__REQUEST__:
Copy out the listing that follows, exactly, without its pictures.

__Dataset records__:
....

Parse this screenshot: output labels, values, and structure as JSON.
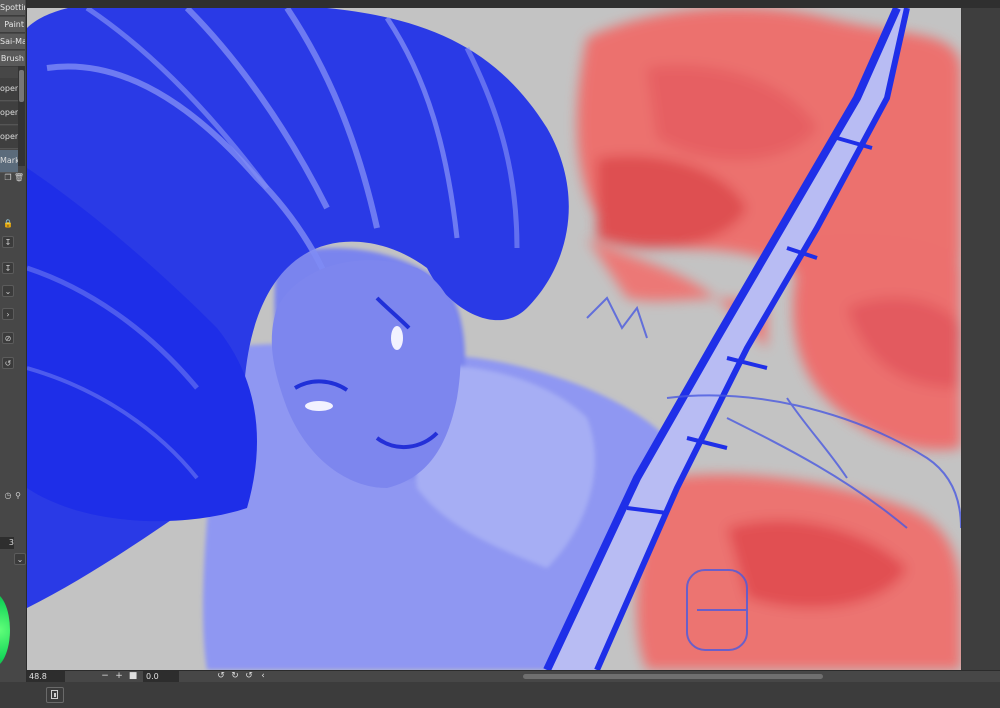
{
  "left_panel": {
    "tabs": [
      "Spotting",
      "Paint",
      "Sai-Marker",
      "Brush"
    ],
    "brush_items": [
      {
        "label": "open",
        "selected": false
      },
      {
        "label": "open",
        "selected": false
      },
      {
        "label": "open",
        "selected": false
      },
      {
        "label": "Marker",
        "selected": true
      }
    ],
    "size_value": "3"
  },
  "status_bar": {
    "zoom": "48.8",
    "rotation": "0.0"
  }
}
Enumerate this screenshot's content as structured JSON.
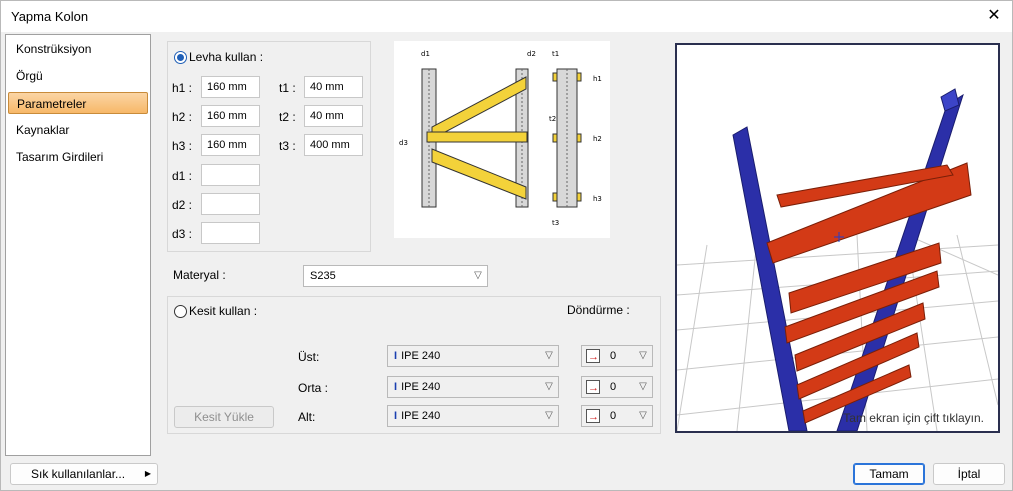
{
  "window": {
    "title": "Yapma Kolon"
  },
  "sidebar": {
    "items": [
      {
        "label": "Konstrüksiyon"
      },
      {
        "label": "Örgü"
      },
      {
        "label": "Parametreler"
      },
      {
        "label": "Kaynaklar"
      },
      {
        "label": "Tasarım Girdileri"
      }
    ]
  },
  "plate": {
    "radio_label": "Levha kullan :",
    "fields": {
      "h1": {
        "label": "h1 :",
        "value": "160 mm"
      },
      "h2": {
        "label": "h2 :",
        "value": "160 mm"
      },
      "h3": {
        "label": "h3 :",
        "value": "160 mm"
      },
      "t1": {
        "label": "t1 :",
        "value": "40 mm"
      },
      "t2": {
        "label": "t2 :",
        "value": "40 mm"
      },
      "t3": {
        "label": "t3 :",
        "value": "400 mm"
      },
      "d1": {
        "label": "d1 :",
        "value": ""
      },
      "d2": {
        "label": "d2 :",
        "value": ""
      },
      "d3": {
        "label": "d3 :",
        "value": ""
      }
    }
  },
  "diagram": {
    "labels": {
      "d1": "d1",
      "d2": "d2",
      "d3": "d3",
      "t1": "t1",
      "t2": "t2",
      "t3": "t3",
      "h1": "h1",
      "h2": "h2",
      "h3": "h3"
    }
  },
  "material": {
    "label": "Materyal :",
    "value": "S235"
  },
  "section": {
    "radio_label": "Kesit kullan :",
    "rotation_header": "Döndürme :",
    "load_button": "Kesit Yükle",
    "rows": [
      {
        "label": "Üst:",
        "profile": "IPE 240",
        "rotation": "0"
      },
      {
        "label": "Orta :",
        "profile": "IPE 240",
        "rotation": "0"
      },
      {
        "label": "Alt:",
        "profile": "IPE 240",
        "rotation": "0"
      }
    ]
  },
  "preview": {
    "hint": "Tam ekran için çift tıklayın."
  },
  "footer": {
    "favorites": "Sık kullanılanlar...",
    "ok": "Tamam",
    "cancel": "İptal"
  },
  "colors": {
    "accent": "#2b74d9",
    "column": "#2b2fa8",
    "lacing": "#d33a16",
    "plate": "#f3d23a",
    "active_tab": "#f7b868"
  }
}
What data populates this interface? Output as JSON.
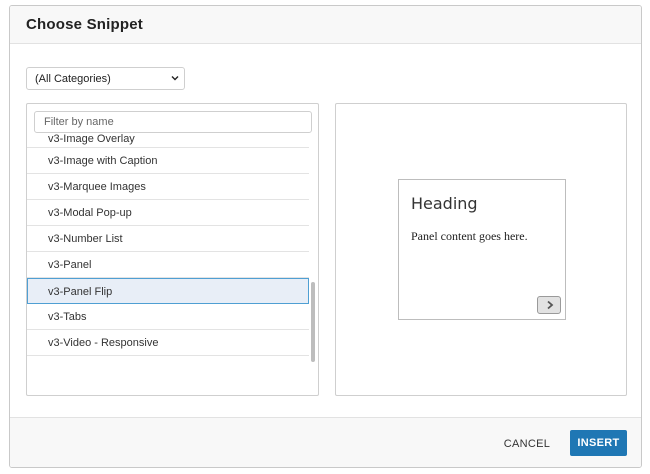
{
  "dialog": {
    "title": "Choose Snippet"
  },
  "category": {
    "selected": "(All Categories)"
  },
  "filter": {
    "placeholder": "Filter by name"
  },
  "snippets": [
    {
      "label": "v3-Image Overlay"
    },
    {
      "label": "v3-Image with Caption"
    },
    {
      "label": "v3-Marquee Images"
    },
    {
      "label": "v3-Modal Pop-up"
    },
    {
      "label": "v3-Number List"
    },
    {
      "label": "v3-Panel"
    },
    {
      "label": "v3-Panel Flip",
      "selected": true
    },
    {
      "label": "v3-Tabs"
    },
    {
      "label": "v3-Video - Responsive"
    }
  ],
  "preview": {
    "heading": "Heading",
    "body": "Panel content goes here.",
    "flip_icon": "chevron-right-icon"
  },
  "footer": {
    "cancel_label": "CANCEL",
    "insert_label": "INSERT"
  },
  "colors": {
    "accent": "#1f77b4",
    "selection_bg": "#e8eef7",
    "selection_border": "#4f9fd3"
  }
}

....

__CORRECT RESPONSE__:
Parse this screenshot: output labels, values, and structure as JSON.
{
  "left_panel": {
    "tabs": [
      "Spotting",
      "Paint",
      "Sai-Marker",
      "Brush"
    ],
    "brush_items": [
      {
        "label": "open",
        "selected": false
      },
      {
        "label": "open",
        "selected": false
      },
      {
        "label": "open",
        "selected": false
      },
      {
        "label": "Marker",
        "selected": true
      }
    ],
    "size_value": "3"
  },
  "status_bar": {
    "zoom": "48.8",
    "rotation": "0.0"
  }
}
Enumerate this screenshot's content as structured JSON.
{
  "window": {
    "title": "Yapma Kolon"
  },
  "sidebar": {
    "items": [
      {
        "label": "Konstrüksiyon"
      },
      {
        "label": "Örgü"
      },
      {
        "label": "Parametreler"
      },
      {
        "label": "Kaynaklar"
      },
      {
        "label": "Tasarım Girdileri"
      }
    ]
  },
  "plate": {
    "radio_label": "Levha kullan :",
    "fields": {
      "h1": {
        "label": "h1 :",
        "value": "160 mm"
      },
      "h2": {
        "label": "h2 :",
        "value": "160 mm"
      },
      "h3": {
        "label": "h3 :",
        "value": "160 mm"
      },
      "t1": {
        "label": "t1 :",
        "value": "40 mm"
      },
      "t2": {
        "label": "t2 :",
        "value": "40 mm"
      },
      "t3": {
        "label": "t3 :",
        "value": "400 mm"
      },
      "d1": {
        "label": "d1 :",
        "value": ""
      },
      "d2": {
        "label": "d2 :",
        "value": ""
      },
      "d3": {
        "label": "d3 :",
        "value": ""
      }
    }
  },
  "diagram": {
    "labels": {
      "d1": "d1",
      "d2": "d2",
      "d3": "d3",
      "t1": "t1",
      "t2": "t2",
      "t3": "t3",
      "h1": "h1",
      "h2": "h2",
      "h3": "h3"
    }
  },
  "material": {
    "label": "Materyal :",
    "value": "S235"
  },
  "section": {
    "radio_label": "Kesit kullan :",
    "rotation_header": "Döndürme :",
    "load_button": "Kesit Yükle",
    "rows": [
      {
        "label": "Üst:",
        "profile": "IPE 240",
        "rotation": "0"
      },
      {
        "label": "Orta :",
        "profile": "IPE 240",
        "rotation": "0"
      },
      {
        "label": "Alt:",
        "profile": "IPE 240",
        "rotation": "0"
      }
    ]
  },
  "preview": {
    "hint": "Tam ekran için çift tıklayın."
  },
  "footer": {
    "favorites": "Sık kullanılanlar...",
    "ok": "Tamam",
    "cancel": "İptal"
  },
  "colors": {
    "accent": "#2b74d9",
    "column": "#2b2fa8",
    "lacing": "#d33a16",
    "plate": "#f3d23a",
    "active_tab": "#f7b868"
  }
}
What data populates this interface? Output as JSON.
{
  "dialog": {
    "title": "Choose Snippet"
  },
  "category": {
    "selected": "(All Categories)"
  },
  "filter": {
    "placeholder": "Filter by name"
  },
  "snippets": [
    {
      "label": "v3-Image Overlay"
    },
    {
      "label": "v3-Image with Caption"
    },
    {
      "label": "v3-Marquee Images"
    },
    {
      "label": "v3-Modal Pop-up"
    },
    {
      "label": "v3-Number List"
    },
    {
      "label": "v3-Panel"
    },
    {
      "label": "v3-Panel Flip",
      "selected": true
    },
    {
      "label": "v3-Tabs"
    },
    {
      "label": "v3-Video - Responsive"
    }
  ],
  "preview": {
    "heading": "Heading",
    "body": "Panel content goes here.",
    "flip_icon": "chevron-right-icon"
  },
  "footer": {
    "cancel_label": "CANCEL",
    "insert_label": "INSERT"
  },
  "colors": {
    "accent": "#1f77b4",
    "selection_bg": "#e8eef7",
    "selection_border": "#4f9fd3"
  }
}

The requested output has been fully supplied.